EXERCISE
Type out the data again, word for word and in full.

TASK MATERIAL
——
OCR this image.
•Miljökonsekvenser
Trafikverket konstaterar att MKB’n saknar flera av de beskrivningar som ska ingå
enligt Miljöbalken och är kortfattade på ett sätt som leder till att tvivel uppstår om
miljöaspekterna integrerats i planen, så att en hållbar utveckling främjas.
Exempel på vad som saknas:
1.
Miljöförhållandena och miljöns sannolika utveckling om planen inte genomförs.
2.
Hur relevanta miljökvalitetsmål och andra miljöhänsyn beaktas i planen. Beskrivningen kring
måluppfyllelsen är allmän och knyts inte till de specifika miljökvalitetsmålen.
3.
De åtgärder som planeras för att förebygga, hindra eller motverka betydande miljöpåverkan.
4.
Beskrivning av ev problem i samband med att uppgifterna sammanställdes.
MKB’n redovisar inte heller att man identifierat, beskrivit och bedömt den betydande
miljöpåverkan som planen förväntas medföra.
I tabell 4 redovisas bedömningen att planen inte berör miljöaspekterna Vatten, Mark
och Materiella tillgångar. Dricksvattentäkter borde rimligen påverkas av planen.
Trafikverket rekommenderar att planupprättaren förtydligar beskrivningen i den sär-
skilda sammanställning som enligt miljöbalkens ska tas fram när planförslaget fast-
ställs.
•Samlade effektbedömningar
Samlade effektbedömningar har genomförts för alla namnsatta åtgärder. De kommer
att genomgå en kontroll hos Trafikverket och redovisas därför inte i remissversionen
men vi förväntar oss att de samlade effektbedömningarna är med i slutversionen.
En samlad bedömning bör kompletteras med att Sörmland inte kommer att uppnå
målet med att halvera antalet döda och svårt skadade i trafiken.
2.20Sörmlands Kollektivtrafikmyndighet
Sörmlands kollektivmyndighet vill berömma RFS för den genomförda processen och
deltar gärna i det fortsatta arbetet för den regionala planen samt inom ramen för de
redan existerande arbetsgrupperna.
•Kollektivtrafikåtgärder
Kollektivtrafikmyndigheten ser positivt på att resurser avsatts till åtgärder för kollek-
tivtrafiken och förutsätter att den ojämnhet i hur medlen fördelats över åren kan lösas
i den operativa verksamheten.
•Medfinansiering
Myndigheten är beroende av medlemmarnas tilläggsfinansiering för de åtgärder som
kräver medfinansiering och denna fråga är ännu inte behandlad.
——
PROBLEM SOLUTION
OCR this image.
•Miljökonsekvenser
Trafikverket konstaterar att MKB’n saknar flera av de beskrivningar som ska ingå
enligt Miljöbalken och är kortfattade på ett sätt som leder till att tvivel uppstår om
miljöaspekterna integrerats i planen, så att en hållbar utveckling främjas.
Exempel på vad som saknas:
1.
Miljöförhållandena och miljöns sannolika utveckling om planen inte genomförs.
2.
Hur relevanta miljökvalitetsmål och andra miljöhänsyn beaktas i planen. Beskrivningen kring
måluppfyllelsen är allmän och knyts inte till de specifika miljökvalitetsmålen.
3.
De åtgärder som planeras för att förebygga, hindra eller motverka betydande miljöpåverkan.
4.
Beskrivning av ev problem i samband med att uppgifterna sammanställdes.
MKB’n redovisar inte heller att man identifierat, beskrivit och bedömt den betydande
miljöpåverkan som planen förväntas medföra.
I tabell 4 redovisas bedömningen att planen inte berör miljöaspekterna Vatten, Mark
och Materiella tillgångar. Dricksvattentäkter borde rimligen påverkas av planen.
Trafikverket rekommenderar att planupprättaren förtydligar beskrivningen i den sär-
skilda sammanställning som enligt miljöbalkens ska tas fram när planförslaget fast-
ställs.
•Samlade effektbedömningar
Samlade effektbedömningar har genomförts för alla namnsatta åtgärder. De kommer
att genomgå en kontroll hos Trafikverket och redovisas därför inte i remissversionen
men vi förväntar oss att de samlade effektbedömningarna är med i slutversionen.
En samlad bedömning bör kompletteras med att Sörmland inte kommer att uppnå
målet med att halvera antalet döda och svårt skadade i trafiken.
2.20Sörmlands Kollektivtrafikmyndighet
Sörmlands kollektivmyndighet vill berömma RFS för den genomförda processen och
deltar gärna i det fortsatta arbetet för den regionala planen samt inom ramen för de
redan existerande arbetsgrupperna.
•Kollektivtrafikåtgärder
Kollektivtrafikmyndigheten ser positivt på att resurser avsatts till åtgärder för kollek-
tivtrafiken och förutsätter att den ojämnhet i hur medlen fördelats över åren kan lösas
i den operativa verksamheten.
•Medfinansiering
Myndigheten är beroende av medlemmarnas tilläggsfinansiering för de åtgärder som
kräver medfinansiering och denna fråga är ännu inte behandlad.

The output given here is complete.